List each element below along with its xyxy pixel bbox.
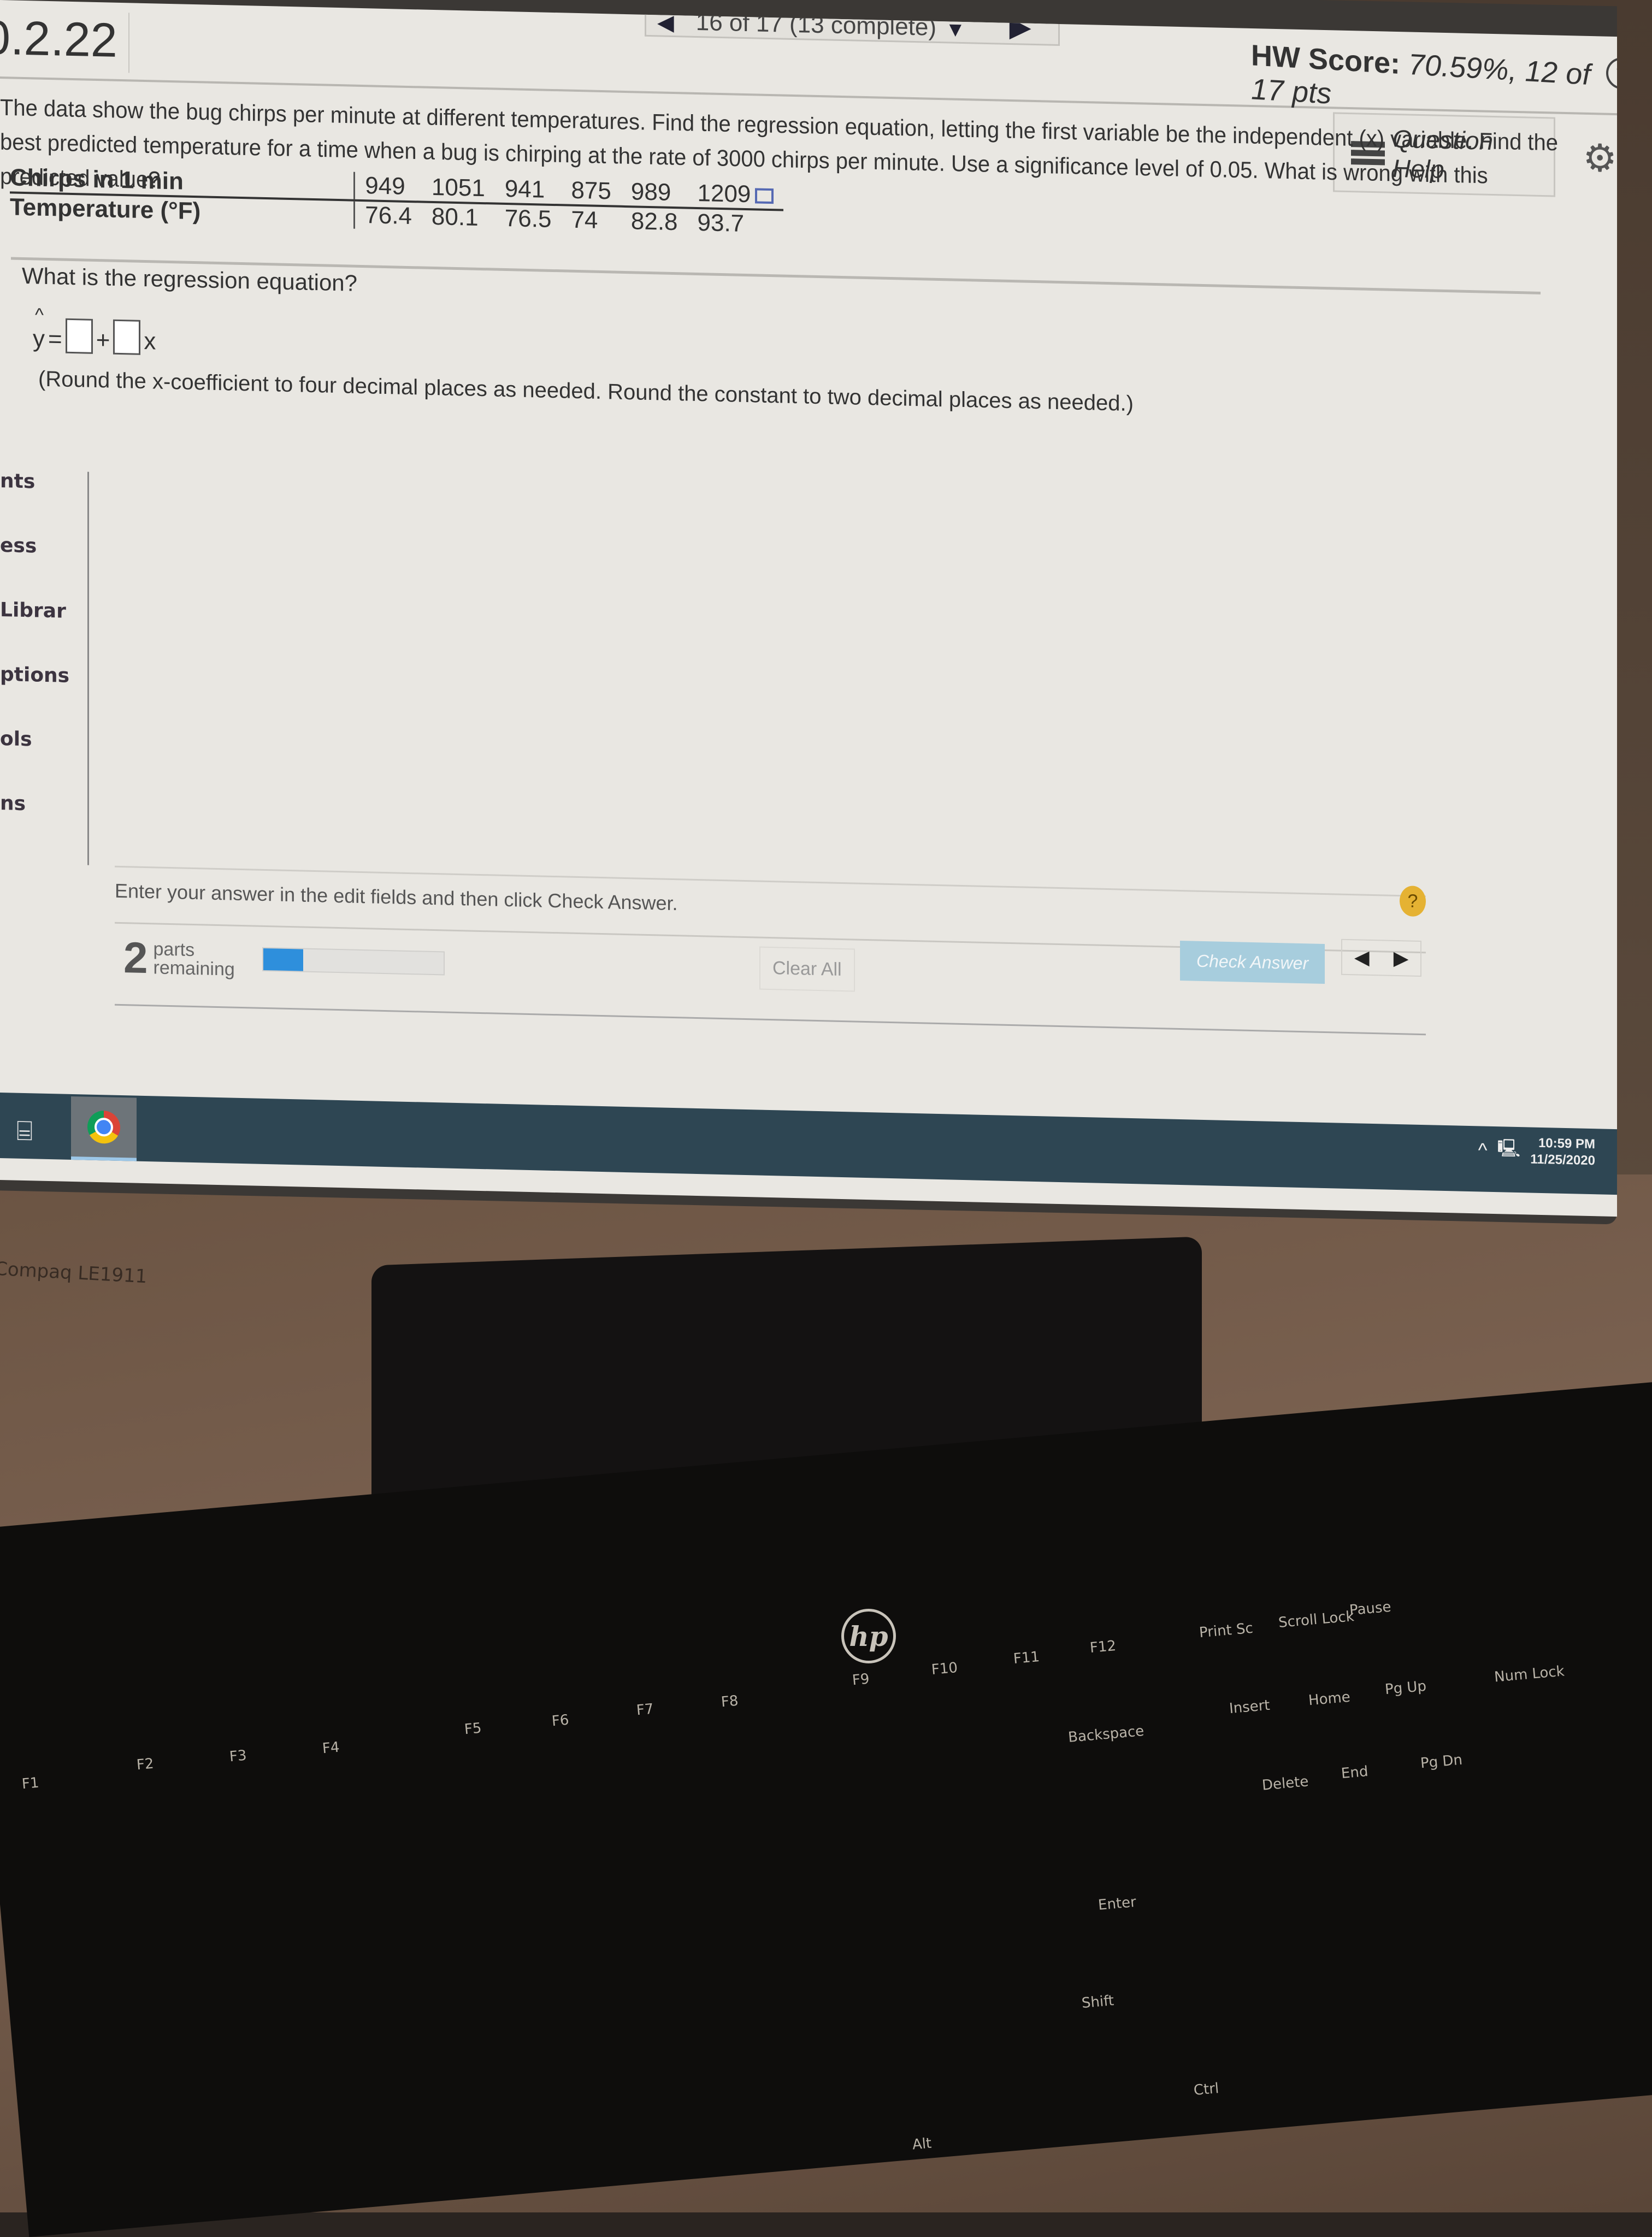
- key-f7: F7: [635, 1701, 654, 1719]
- chrome-taskbar-button[interactable]: [71, 1096, 137, 1161]
- sidebar-item[interactable]: ols: [0, 728, 87, 794]
- table-cell: 1051: [421, 173, 495, 204]
- part-pager: ◀ ▶: [1341, 939, 1422, 977]
- clock-date: 11/25/2020: [1530, 1152, 1595, 1168]
- rounding-note: (Round the x-coefficient to four decimal…: [38, 367, 1134, 416]
- table-cell: 989: [621, 178, 688, 208]
- key-end: End: [1340, 1763, 1369, 1782]
- constant-input[interactable]: [65, 318, 93, 354]
- instruction-text: Enter your answer in the edit fields and…: [115, 879, 678, 915]
- x-variable: x: [144, 327, 156, 355]
- parts-count: 2: [123, 933, 148, 983]
- key-f1: F1: [21, 1774, 40, 1793]
- key-f11: F11: [1012, 1648, 1041, 1668]
- copy-data-icon[interactable]: [755, 188, 774, 204]
- clock-time: 10:59 PM: [1538, 1135, 1595, 1152]
- key-f5: F5: [463, 1720, 482, 1738]
- key-ctrl: Ctrl: [1193, 2080, 1220, 2099]
- coefficient-input[interactable]: [113, 319, 141, 355]
- table-cell: 93.7: [697, 209, 745, 237]
- keyboard: [0, 1377, 1652, 2237]
- dropdown-arrow-icon[interactable]: ▼: [945, 18, 966, 42]
- parts-remaining: 2 parts remaining: [123, 933, 235, 983]
- parts-label-2: remaining: [153, 957, 235, 980]
- equals-sign: =: [48, 325, 62, 353]
- sidebar-item[interactable]: Librar: [0, 599, 87, 665]
- sub-question: What is the regression equation?: [22, 262, 358, 296]
- key-f12: F12: [1089, 1637, 1117, 1657]
- key-enter: Enter: [1097, 1894, 1137, 1914]
- task-view-icon[interactable]: ⌸: [16, 1115, 33, 1148]
- table-cell: 74: [571, 206, 598, 234]
- key-f4: F4: [321, 1739, 340, 1757]
- table-cell-value: 1209: [697, 179, 751, 208]
- help-badge-icon[interactable]: ?: [1400, 886, 1426, 917]
- section-id: 0.2.22: [0, 9, 129, 73]
- parts-progress-bar: [262, 947, 445, 976]
- table-cell: 82.8: [630, 208, 678, 236]
- key-f8: F8: [720, 1692, 739, 1711]
- table-cell: 76.4: [365, 202, 412, 230]
- chrome-icon: [87, 1110, 120, 1144]
- plus-sign: +: [96, 326, 110, 354]
- show-hidden-icons-icon[interactable]: ^: [1478, 1138, 1488, 1161]
- taskbar: ⌸ ^ 🖳 10:59 PM 11/25/2020: [0, 1093, 1617, 1195]
- table-cell: 949: [354, 172, 422, 202]
- key-f2: F2: [135, 1755, 155, 1774]
- table-cell: 941: [494, 175, 562, 205]
- answer-footer: Enter your answer in the edit fields and…: [115, 865, 1426, 1036]
- key-f10: F10: [930, 1659, 959, 1679]
- table-cell: 76.5: [504, 204, 552, 233]
- next-part-icon[interactable]: ▶: [1382, 941, 1421, 976]
- gear-icon[interactable]: ⚙: [1583, 135, 1617, 181]
- key-alt: Alt: [911, 2135, 933, 2153]
- clear-all-button[interactable]: Clear All: [759, 946, 855, 992]
- regression-equation: y = + x: [33, 317, 156, 355]
- key-f9: F9: [851, 1671, 870, 1689]
- parts-label: parts remaining: [153, 939, 235, 980]
- sidebar-item[interactable]: nts: [0, 470, 87, 536]
- hw-score: HW Score: 70.59%, 12 of 17 pts: [1251, 38, 1617, 127]
- sidebar-item[interactable]: ess: [0, 534, 87, 601]
- table-cell: 1209: [687, 179, 784, 210]
- screen: 0.2.22 ◀ 16 of 17 (13 complete) ▼ ▶ HW S…: [0, 0, 1617, 1217]
- prev-part-icon[interactable]: ◀: [1342, 940, 1382, 975]
- check-answer-button[interactable]: Check Answer: [1180, 941, 1325, 984]
- key-f3: F3: [228, 1747, 247, 1766]
- progress-fill: [263, 948, 303, 971]
- sidebar-item[interactable]: ptions: [0, 663, 87, 730]
- key-shift: Shift: [1081, 1992, 1115, 2012]
- network-icon[interactable]: 🖳: [1497, 1136, 1521, 1166]
- hp-logo: hp: [841, 1609, 896, 1663]
- system-tray: ^ 🖳 10:59 PM 11/25/2020: [1478, 1134, 1595, 1169]
- sidebar: nts ess Librar ptions ols ns: [0, 470, 89, 865]
- sidebar-item[interactable]: ns: [0, 792, 87, 859]
- y-hat: y: [33, 325, 45, 352]
- clock[interactable]: 10:59 PM 11/25/2020: [1530, 1135, 1595, 1170]
- key-f6: F6: [551, 1711, 570, 1730]
- table-cell: 875: [561, 176, 621, 206]
- table-cell: 80.1: [431, 203, 479, 231]
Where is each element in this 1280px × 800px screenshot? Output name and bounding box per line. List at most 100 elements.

◆ ◆ ◆ ◆

▶ _Written instruction_
Copy out the records above word for word, with every line in its original order, but omit the pictures.

▶ _Task solution_
List each element below along with its xyxy pixel bbox.
- key-f7: F7: [635, 1701, 654, 1719]
- chrome-taskbar-button[interactable]: [71, 1096, 137, 1161]
- sidebar-item[interactable]: ols: [0, 728, 87, 794]
- table-cell: 1051: [421, 173, 495, 204]
- part-pager: ◀ ▶: [1341, 939, 1422, 977]
- clock-date: 11/25/2020: [1530, 1152, 1595, 1168]
- rounding-note: (Round the x-coefficient to four decimal…: [38, 367, 1134, 416]
- table-cell: 989: [621, 178, 688, 208]
- key-end: End: [1340, 1763, 1369, 1782]
- constant-input[interactable]: [65, 318, 93, 354]
- instruction-text: Enter your answer in the edit fields and…: [115, 879, 678, 915]
- x-variable: x: [144, 327, 156, 355]
- parts-count: 2: [123, 933, 148, 983]
- key-f1: F1: [21, 1774, 40, 1793]
- key-f11: F11: [1012, 1648, 1041, 1668]
- copy-data-icon[interactable]: [755, 188, 774, 204]
- clock-time: 10:59 PM: [1538, 1135, 1595, 1152]
- key-f5: F5: [463, 1720, 482, 1738]
- key-ctrl: Ctrl: [1193, 2080, 1220, 2099]
- coefficient-input[interactable]: [113, 319, 141, 355]
- table-cell: 93.7: [697, 209, 745, 237]
- keyboard: [0, 1377, 1652, 2237]
- dropdown-arrow-icon[interactable]: ▼: [945, 18, 966, 42]
- parts-remaining: 2 parts remaining: [123, 933, 235, 983]
- parts-label-2: remaining: [153, 957, 235, 980]
- equals-sign: =: [48, 325, 62, 353]
- sidebar-item[interactable]: Librar: [0, 599, 87, 665]
- sub-question: What is the regression equation?: [22, 262, 358, 296]
- key-f12: F12: [1089, 1637, 1117, 1657]
- key-enter: Enter: [1097, 1894, 1137, 1914]
- task-view-icon[interactable]: ⌸: [16, 1115, 33, 1148]
- table-cell: 74: [571, 206, 598, 234]
- key-f4: F4: [321, 1739, 340, 1757]
- table-cell-value: 1209: [697, 179, 751, 208]
- help-badge-icon[interactable]: ?: [1400, 886, 1426, 917]
- section-id: 0.2.22: [0, 9, 129, 73]
- parts-progress-bar: [262, 947, 445, 976]
- table-cell: 82.8: [630, 208, 678, 236]
- key-f8: F8: [720, 1692, 739, 1711]
- table-cell: 76.4: [365, 202, 412, 230]
- chrome-icon: [87, 1110, 120, 1144]
- plus-sign: +: [96, 326, 110, 354]
- show-hidden-icons-icon[interactable]: ^: [1478, 1138, 1488, 1161]
- taskbar: ⌸ ^ 🖳 10:59 PM 11/25/2020: [0, 1093, 1617, 1195]
- table-cell: 949: [354, 172, 422, 202]
- key-f2: F2: [135, 1755, 155, 1774]
- table-cell: 941: [494, 175, 562, 205]
- answer-footer: Enter your answer in the edit fields and…: [115, 865, 1426, 1036]
- key-f10: F10: [930, 1659, 959, 1679]
- table-cell: 76.5: [504, 204, 552, 233]
- next-part-icon[interactable]: ▶: [1382, 941, 1421, 976]
- gear-icon[interactable]: ⚙: [1583, 135, 1617, 181]
- key-alt: Alt: [911, 2135, 933, 2153]
- clear-all-button[interactable]: Clear All: [759, 946, 855, 992]
- regression-equation: y = + x: [33, 317, 156, 355]
- key-f9: F9: [851, 1671, 870, 1689]
- parts-label: parts remaining: [153, 939, 235, 980]
- sidebar-item[interactable]: nts: [0, 470, 87, 536]
- hw-score: HW Score: 70.59%, 12 of 17 pts: [1251, 38, 1617, 127]
- sidebar-item[interactable]: ess: [0, 534, 87, 601]
- table-cell: 1209: [687, 179, 784, 210]
- screen: 0.2.22 ◀ 16 of 17 (13 complete) ▼ ▶ HW S…: [0, 0, 1617, 1217]
- prev-part-icon[interactable]: ◀: [1342, 940, 1382, 975]
- check-answer-button[interactable]: Check Answer: [1180, 941, 1325, 984]
- key-f3: F3: [228, 1747, 247, 1766]
- progress-fill: [263, 948, 303, 971]
- sidebar-item[interactable]: ptions: [0, 663, 87, 730]
- key-shift: Shift: [1081, 1992, 1115, 2012]
- network-icon[interactable]: 🖳: [1497, 1136, 1521, 1166]
- hp-logo: hp: [841, 1609, 896, 1663]
- system-tray: ^ 🖳 10:59 PM 11/25/2020: [1478, 1134, 1595, 1169]
- sidebar: nts ess Librar ptions ols ns: [0, 470, 89, 865]
- sidebar-item[interactable]: ns: [0, 792, 87, 859]
- y-hat: y: [33, 325, 45, 352]
- clock[interactable]: 10:59 PM 11/25/2020: [1530, 1135, 1595, 1170]
- key-f6: F6: [551, 1711, 570, 1730]
- table-cell: 875: [561, 176, 621, 206]
- table-cell: 80.1: [431, 203, 479, 231]
Where is each element in this 1280px × 800px screenshot? Output name and bounding box per line. List at most 100 elements.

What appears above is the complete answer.